WHAT TO PRODUCE.
Write out all of the entries exactly as given.

ENTRIES.
■ ■ ■

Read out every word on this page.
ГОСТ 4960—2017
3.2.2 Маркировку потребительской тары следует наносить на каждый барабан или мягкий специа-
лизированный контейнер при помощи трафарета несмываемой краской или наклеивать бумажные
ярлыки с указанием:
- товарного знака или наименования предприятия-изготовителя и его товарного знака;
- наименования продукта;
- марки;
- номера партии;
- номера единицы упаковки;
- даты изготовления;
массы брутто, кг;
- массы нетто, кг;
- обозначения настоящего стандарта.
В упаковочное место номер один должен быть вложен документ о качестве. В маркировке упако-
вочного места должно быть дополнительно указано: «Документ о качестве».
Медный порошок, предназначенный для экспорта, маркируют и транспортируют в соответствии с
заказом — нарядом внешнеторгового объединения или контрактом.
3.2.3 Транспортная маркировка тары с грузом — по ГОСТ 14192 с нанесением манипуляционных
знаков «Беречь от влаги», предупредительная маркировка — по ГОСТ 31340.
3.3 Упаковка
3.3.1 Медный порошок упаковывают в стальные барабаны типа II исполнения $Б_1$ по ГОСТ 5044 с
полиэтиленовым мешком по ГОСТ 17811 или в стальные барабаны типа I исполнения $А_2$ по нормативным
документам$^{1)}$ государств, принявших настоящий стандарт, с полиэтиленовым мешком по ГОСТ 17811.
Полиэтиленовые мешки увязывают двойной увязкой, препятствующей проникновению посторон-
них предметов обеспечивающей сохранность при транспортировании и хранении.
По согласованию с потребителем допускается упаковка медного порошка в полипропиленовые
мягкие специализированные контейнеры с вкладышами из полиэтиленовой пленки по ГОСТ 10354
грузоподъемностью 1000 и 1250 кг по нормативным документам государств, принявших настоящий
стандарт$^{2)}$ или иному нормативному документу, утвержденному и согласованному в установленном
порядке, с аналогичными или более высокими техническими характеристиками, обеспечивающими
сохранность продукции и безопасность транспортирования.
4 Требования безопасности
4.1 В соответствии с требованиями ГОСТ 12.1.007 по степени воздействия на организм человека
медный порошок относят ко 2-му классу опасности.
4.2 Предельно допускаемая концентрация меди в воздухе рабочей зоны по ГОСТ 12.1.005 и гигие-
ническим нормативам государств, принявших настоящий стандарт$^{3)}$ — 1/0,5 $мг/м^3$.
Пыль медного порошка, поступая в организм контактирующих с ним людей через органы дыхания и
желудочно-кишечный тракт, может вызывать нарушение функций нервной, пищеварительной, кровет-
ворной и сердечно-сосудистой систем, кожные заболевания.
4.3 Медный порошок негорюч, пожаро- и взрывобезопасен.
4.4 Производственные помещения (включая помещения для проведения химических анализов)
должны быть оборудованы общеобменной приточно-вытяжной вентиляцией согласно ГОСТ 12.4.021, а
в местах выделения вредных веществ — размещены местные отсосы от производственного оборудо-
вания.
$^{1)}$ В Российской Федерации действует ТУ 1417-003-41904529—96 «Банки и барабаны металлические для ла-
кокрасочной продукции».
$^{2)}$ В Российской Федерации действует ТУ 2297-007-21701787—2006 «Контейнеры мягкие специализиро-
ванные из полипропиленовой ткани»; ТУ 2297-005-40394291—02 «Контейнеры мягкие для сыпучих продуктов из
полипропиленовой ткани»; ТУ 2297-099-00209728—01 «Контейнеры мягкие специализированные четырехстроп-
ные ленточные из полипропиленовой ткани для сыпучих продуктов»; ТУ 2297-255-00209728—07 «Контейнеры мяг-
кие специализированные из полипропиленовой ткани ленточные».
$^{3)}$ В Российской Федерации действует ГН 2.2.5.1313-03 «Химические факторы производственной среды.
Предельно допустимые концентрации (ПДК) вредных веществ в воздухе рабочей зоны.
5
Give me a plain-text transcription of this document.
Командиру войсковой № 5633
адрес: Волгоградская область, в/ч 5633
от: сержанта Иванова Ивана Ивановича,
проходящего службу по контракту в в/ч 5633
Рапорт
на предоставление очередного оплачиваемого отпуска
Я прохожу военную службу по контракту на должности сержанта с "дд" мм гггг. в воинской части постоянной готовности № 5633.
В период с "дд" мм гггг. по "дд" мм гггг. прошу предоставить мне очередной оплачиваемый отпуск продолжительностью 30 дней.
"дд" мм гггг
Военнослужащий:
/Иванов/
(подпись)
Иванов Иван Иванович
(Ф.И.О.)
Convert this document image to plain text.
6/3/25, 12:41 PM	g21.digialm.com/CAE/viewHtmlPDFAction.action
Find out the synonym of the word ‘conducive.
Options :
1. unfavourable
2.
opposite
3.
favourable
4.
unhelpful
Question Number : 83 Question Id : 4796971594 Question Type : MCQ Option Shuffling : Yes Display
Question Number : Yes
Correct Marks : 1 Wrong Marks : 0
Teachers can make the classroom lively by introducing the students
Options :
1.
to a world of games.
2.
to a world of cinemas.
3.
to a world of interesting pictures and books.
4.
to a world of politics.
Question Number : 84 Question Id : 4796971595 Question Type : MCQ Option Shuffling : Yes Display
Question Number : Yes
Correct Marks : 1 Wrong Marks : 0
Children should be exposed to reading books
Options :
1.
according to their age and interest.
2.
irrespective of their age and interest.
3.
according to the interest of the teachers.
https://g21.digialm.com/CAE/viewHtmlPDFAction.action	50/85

■ ■ ■

WRITTEN ANSWER.
Read out every word on this page.
ГОСТ 4960—2017
3.2.2 Маркировку потребительской тары следует наносить на каждый барабан или мягкий специа-
лизированный контейнер при помощи трафарета несмываемой краской или наклеивать бумажные
ярлыки с указанием:
- товарного знака или наименования предприятия-изготовителя и его товарного знака;
- наименования продукта;
- марки;
- номера партии;
- номера единицы упаковки;
- даты изготовления;
массы брутто, кг;
- массы нетто, кг;
- обозначения настоящего стандарта.
В упаковочное место номер один должен быть вложен документ о качестве. В маркировке упако-
вочного места должно быть дополнительно указано: «Документ о качестве».
Медный порошок, предназначенный для экспорта, маркируют и транспортируют в соответствии с
заказом — нарядом внешнеторгового объединения или контрактом.
3.2.3 Транспортная маркировка тары с грузом — по ГОСТ 14192 с нанесением манипуляционных
знаков «Беречь от влаги», предупредительная маркировка — по ГОСТ 31340.
3.3 Упаковка
3.3.1 Медный порошок упаковывают в стальные барабаны типа II исполнения $Б_1$ по ГОСТ 5044 с
полиэтиленовым мешком по ГОСТ 17811 или в стальные барабаны типа I исполнения $А_2$ по нормативным
документам$^{1)}$ государств, принявших настоящий стандарт, с полиэтиленовым мешком по ГОСТ 17811.
Полиэтиленовые мешки увязывают двойной увязкой, препятствующей проникновению посторон-
них предметов обеспечивающей сохранность при транспортировании и хранении.
По согласованию с потребителем допускается упаковка медного порошка в полипропиленовые
мягкие специализированные контейнеры с вкладышами из полиэтиленовой пленки по ГОСТ 10354
грузоподъемностью 1000 и 1250 кг по нормативным документам государств, принявших настоящий
стандарт$^{2)}$ или иному нормативному документу, утвержденному и согласованному в установленном
порядке, с аналогичными или более высокими техническими характеристиками, обеспечивающими
сохранность продукции и безопасность транспортирования.
4 Требования безопасности
4.1 В соответствии с требованиями ГОСТ 12.1.007 по степени воздействия на организм человека
медный порошок относят ко 2-му классу опасности.
4.2 Предельно допускаемая концентрация меди в воздухе рабочей зоны по ГОСТ 12.1.005 и гигие-
ническим нормативам государств, принявших настоящий стандарт$^{3)}$ — 1/0,5 $мг/м^3$.
Пыль медного порошка, поступая в организм контактирующих с ним людей через органы дыхания и
желудочно-кишечный тракт, может вызывать нарушение функций нервной, пищеварительной, кровет-
ворной и сердечно-сосудистой систем, кожные заболевания.
4.3 Медный порошок негорюч, пожаро- и взрывобезопасен.
4.4 Производственные помещения (включая помещения для проведения химических анализов)
должны быть оборудованы общеобменной приточно-вытяжной вентиляцией согласно ГОСТ 12.4.021, а
в местах выделения вредных веществ — размещены местные отсосы от производственного оборудо-
вания.
$^{1)}$ В Российской Федерации действует ТУ 1417-003-41904529—96 «Банки и барабаны металлические для ла-
кокрасочной продукции».
$^{2)}$ В Российской Федерации действует ТУ 2297-007-21701787—2006 «Контейнеры мягкие специализиро-
ванные из полипропиленовой ткани»; ТУ 2297-005-40394291—02 «Контейнеры мягкие для сыпучих продуктов из
полипропиленовой ткани»; ТУ 2297-099-00209728—01 «Контейнеры мягкие специализированные четырехстроп-
ные ленточные из полипропиленовой ткани для сыпучих продуктов»; ТУ 2297-255-00209728—07 «Контейнеры мяг-
кие специализированные из полипропиленовой ткани ленточные».
$^{3)}$ В Российской Федерации действует ГН 2.2.5.1313-03 «Химические факторы производственной среды.
Предельно допустимые концентрации (ПДК) вредных веществ в воздухе рабочей зоны.
5
Give me a plain-text transcription of this document.
Командиру войсковой № 5633
адрес: Волгоградская область, в/ч 5633
от: сержанта Иванова Ивана Ивановича,
проходящего службу по контракту в в/ч 5633
Рапорт
на предоставление очередного оплачиваемого отпуска
Я прохожу военную службу по контракту на должности сержанта с "дд" мм гггг. в воинской части постоянной готовности № 5633.
В период с "дд" мм гггг. по "дд" мм гггг. прошу предоставить мне очередной оплачиваемый отпуск продолжительностью 30 дней.
"дд" мм гггг
Военнослужащий:
/Иванов/
(подпись)
Иванов Иван Иванович
(Ф.И.О.)
Convert this document image to plain text.
6/3/25, 12:41 PM	g21.digialm.com/CAE/viewHtmlPDFAction.action
Find out the synonym of the word ‘conducive.
Options :
1. unfavourable
2.
opposite
3.
favourable
4.
unhelpful
Question Number : 83 Question Id : 4796971594 Question Type : MCQ Option Shuffling : Yes Display
Question Number : Yes
Correct Marks : 1 Wrong Marks : 0
Teachers can make the classroom lively by introducing the students
Options :
1.
to a world of games.
2.
to a world of cinemas.
3.
to a world of interesting pictures and books.
4.
to a world of politics.
Question Number : 84 Question Id : 4796971595 Question Type : MCQ Option Shuffling : Yes Display
Question Number : Yes
Correct Marks : 1 Wrong Marks : 0
Children should be exposed to reading books
Options :
1.
according to their age and interest.
2.
irrespective of their age and interest.
3.
according to the interest of the teachers.
https://g21.digialm.com/CAE/viewHtmlPDFAction.action	50/85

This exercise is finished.